# [EXERCISE]
In each of the items below, change "Vector components" to "Embedding dimensions" and reproduce every other line unchanged.

# [EXCERPTED RECORDS]

** START **

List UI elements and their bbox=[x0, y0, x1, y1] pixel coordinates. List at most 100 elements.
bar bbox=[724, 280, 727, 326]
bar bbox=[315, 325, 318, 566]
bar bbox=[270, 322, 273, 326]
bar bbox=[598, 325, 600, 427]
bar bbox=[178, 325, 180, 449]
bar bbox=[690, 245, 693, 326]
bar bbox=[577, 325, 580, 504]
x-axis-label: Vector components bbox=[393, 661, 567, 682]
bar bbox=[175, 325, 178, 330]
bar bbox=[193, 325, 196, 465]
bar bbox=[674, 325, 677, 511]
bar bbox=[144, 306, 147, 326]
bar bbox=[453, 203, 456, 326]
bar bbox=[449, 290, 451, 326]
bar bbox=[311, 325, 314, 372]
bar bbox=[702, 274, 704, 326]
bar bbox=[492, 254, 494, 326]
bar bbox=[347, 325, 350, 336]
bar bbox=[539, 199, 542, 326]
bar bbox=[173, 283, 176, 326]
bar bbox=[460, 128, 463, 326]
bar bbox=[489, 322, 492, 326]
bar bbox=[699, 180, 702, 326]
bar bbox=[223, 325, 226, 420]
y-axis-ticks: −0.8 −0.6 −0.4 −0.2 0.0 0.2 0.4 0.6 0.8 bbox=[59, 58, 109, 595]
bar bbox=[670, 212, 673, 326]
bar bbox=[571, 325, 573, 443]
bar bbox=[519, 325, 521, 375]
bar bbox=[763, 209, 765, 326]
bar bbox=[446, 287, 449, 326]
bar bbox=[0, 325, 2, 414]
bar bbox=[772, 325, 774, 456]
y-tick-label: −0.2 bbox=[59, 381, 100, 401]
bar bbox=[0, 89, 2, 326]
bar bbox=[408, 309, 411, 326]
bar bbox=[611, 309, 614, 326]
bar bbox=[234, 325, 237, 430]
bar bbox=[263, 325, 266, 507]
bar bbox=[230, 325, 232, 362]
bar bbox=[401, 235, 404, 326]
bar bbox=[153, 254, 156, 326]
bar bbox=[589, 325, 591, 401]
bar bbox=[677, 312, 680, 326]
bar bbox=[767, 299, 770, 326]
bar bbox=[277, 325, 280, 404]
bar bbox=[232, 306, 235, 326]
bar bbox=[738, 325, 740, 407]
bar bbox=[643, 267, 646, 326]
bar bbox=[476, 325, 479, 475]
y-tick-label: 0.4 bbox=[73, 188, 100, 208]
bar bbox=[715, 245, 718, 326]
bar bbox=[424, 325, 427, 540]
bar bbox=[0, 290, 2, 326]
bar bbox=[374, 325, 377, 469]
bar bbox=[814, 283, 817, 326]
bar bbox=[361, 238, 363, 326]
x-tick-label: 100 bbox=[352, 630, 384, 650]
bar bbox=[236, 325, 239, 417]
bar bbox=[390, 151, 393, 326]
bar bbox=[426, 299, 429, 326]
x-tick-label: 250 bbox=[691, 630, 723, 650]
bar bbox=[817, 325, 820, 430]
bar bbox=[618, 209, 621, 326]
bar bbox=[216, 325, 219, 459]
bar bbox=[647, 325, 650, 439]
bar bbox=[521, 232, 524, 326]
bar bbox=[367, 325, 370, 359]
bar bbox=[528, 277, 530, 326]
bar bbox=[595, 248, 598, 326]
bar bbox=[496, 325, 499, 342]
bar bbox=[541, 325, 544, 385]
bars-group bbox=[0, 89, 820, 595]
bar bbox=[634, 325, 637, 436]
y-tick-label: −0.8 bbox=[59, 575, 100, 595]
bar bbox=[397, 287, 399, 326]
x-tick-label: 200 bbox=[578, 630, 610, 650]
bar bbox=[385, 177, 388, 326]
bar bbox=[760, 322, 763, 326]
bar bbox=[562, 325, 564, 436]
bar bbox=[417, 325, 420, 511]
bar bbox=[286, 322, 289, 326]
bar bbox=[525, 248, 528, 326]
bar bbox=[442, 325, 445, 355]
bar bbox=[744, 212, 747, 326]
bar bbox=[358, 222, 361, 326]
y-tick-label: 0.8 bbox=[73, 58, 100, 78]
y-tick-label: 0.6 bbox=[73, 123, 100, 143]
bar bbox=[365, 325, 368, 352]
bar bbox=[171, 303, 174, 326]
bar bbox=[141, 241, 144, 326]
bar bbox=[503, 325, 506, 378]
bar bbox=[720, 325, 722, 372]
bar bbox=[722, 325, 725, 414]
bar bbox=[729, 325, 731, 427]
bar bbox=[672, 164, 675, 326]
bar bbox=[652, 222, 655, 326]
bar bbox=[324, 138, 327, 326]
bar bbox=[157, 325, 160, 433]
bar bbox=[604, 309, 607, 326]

** END **

# [EXPECTED ANSWER]
List UI elements and their bbox=[x0, y0, x1, y1] pixel coordinates. List at most 100 elements.
bar bbox=[724, 280, 727, 326]
bar bbox=[315, 325, 318, 566]
bar bbox=[270, 322, 273, 326]
bar bbox=[598, 325, 600, 427]
bar bbox=[178, 325, 180, 449]
bar bbox=[690, 245, 693, 326]
bar bbox=[577, 325, 580, 504]
x-axis-label: Embedding dimensions bbox=[393, 661, 567, 682]
bar bbox=[175, 325, 178, 330]
bar bbox=[193, 325, 196, 465]
bar bbox=[674, 325, 677, 511]
bar bbox=[144, 306, 147, 326]
bar bbox=[453, 203, 456, 326]
bar bbox=[449, 290, 451, 326]
bar bbox=[311, 325, 314, 372]
bar bbox=[702, 274, 704, 326]
bar bbox=[492, 254, 494, 326]
bar bbox=[347, 325, 350, 336]
bar bbox=[539, 199, 542, 326]
bar bbox=[173, 283, 176, 326]
bar bbox=[460, 128, 463, 326]
bar bbox=[489, 322, 492, 326]
bar bbox=[699, 180, 702, 326]
bar bbox=[223, 325, 226, 420]
y-axis-ticks: −0.8 −0.6 −0.4 −0.2 0.0 0.2 0.4 0.6 0.8 bbox=[59, 58, 109, 595]
bar bbox=[670, 212, 673, 326]
bar bbox=[571, 325, 573, 443]
bar bbox=[519, 325, 521, 375]
bar bbox=[763, 209, 765, 326]
bar bbox=[446, 287, 449, 326]
bar bbox=[0, 325, 2, 414]
bar bbox=[772, 325, 774, 456]
y-tick-label: −0.2 bbox=[59, 381, 100, 401]
bar bbox=[0, 89, 2, 326]
bar bbox=[408, 309, 411, 326]
bar bbox=[611, 309, 614, 326]
bar bbox=[234, 325, 237, 430]
bar bbox=[263, 325, 266, 507]
bar bbox=[230, 325, 232, 362]
bar bbox=[401, 235, 404, 326]
bar bbox=[153, 254, 156, 326]
bar bbox=[589, 325, 591, 401]
bar bbox=[677, 312, 680, 326]
bar bbox=[767, 299, 770, 326]
bar bbox=[277, 325, 280, 404]
bar bbox=[232, 306, 235, 326]
bar bbox=[738, 325, 740, 407]
bar bbox=[643, 267, 646, 326]
bar bbox=[476, 325, 479, 475]
y-tick-label: 0.4 bbox=[73, 188, 100, 208]
bar bbox=[715, 245, 718, 326]
bar bbox=[424, 325, 427, 540]
bar bbox=[0, 290, 2, 326]
bar bbox=[374, 325, 377, 469]
bar bbox=[814, 283, 817, 326]
bar bbox=[361, 238, 363, 326]
x-tick-label: 100 bbox=[352, 630, 384, 650]
bar bbox=[236, 325, 239, 417]
bar bbox=[390, 151, 393, 326]
bar bbox=[426, 299, 429, 326]
x-tick-label: 250 bbox=[691, 630, 723, 650]
bar bbox=[817, 325, 820, 430]
bar bbox=[618, 209, 621, 326]
bar bbox=[216, 325, 219, 459]
bar bbox=[647, 325, 650, 439]
bar bbox=[521, 232, 524, 326]
bar bbox=[367, 325, 370, 359]
bar bbox=[528, 277, 530, 326]
bar bbox=[595, 248, 598, 326]
bar bbox=[496, 325, 499, 342]
bar bbox=[541, 325, 544, 385]
bars-group bbox=[0, 89, 820, 595]
bar bbox=[634, 325, 637, 436]
y-tick-label: −0.8 bbox=[59, 575, 100, 595]
bar bbox=[397, 287, 399, 326]
x-tick-label: 200 bbox=[578, 630, 610, 650]
bar bbox=[385, 177, 388, 326]
bar bbox=[760, 322, 763, 326]
bar bbox=[562, 325, 564, 436]
bar bbox=[417, 325, 420, 511]
bar bbox=[286, 322, 289, 326]
bar bbox=[525, 248, 528, 326]
bar bbox=[442, 325, 445, 355]
bar bbox=[744, 212, 747, 326]
bar bbox=[358, 222, 361, 326]
y-tick-label: 0.8 bbox=[73, 58, 100, 78]
y-tick-label: 0.6 bbox=[73, 123, 100, 143]
bar bbox=[365, 325, 368, 352]
bar bbox=[171, 303, 174, 326]
bar bbox=[141, 241, 144, 326]
bar bbox=[503, 325, 506, 378]
bar bbox=[720, 325, 722, 372]
bar bbox=[722, 325, 725, 414]
bar bbox=[729, 325, 731, 427]
bar bbox=[672, 164, 675, 326]
bar bbox=[652, 222, 655, 326]
bar bbox=[324, 138, 327, 326]
bar bbox=[157, 325, 160, 433]
bar bbox=[604, 309, 607, 326]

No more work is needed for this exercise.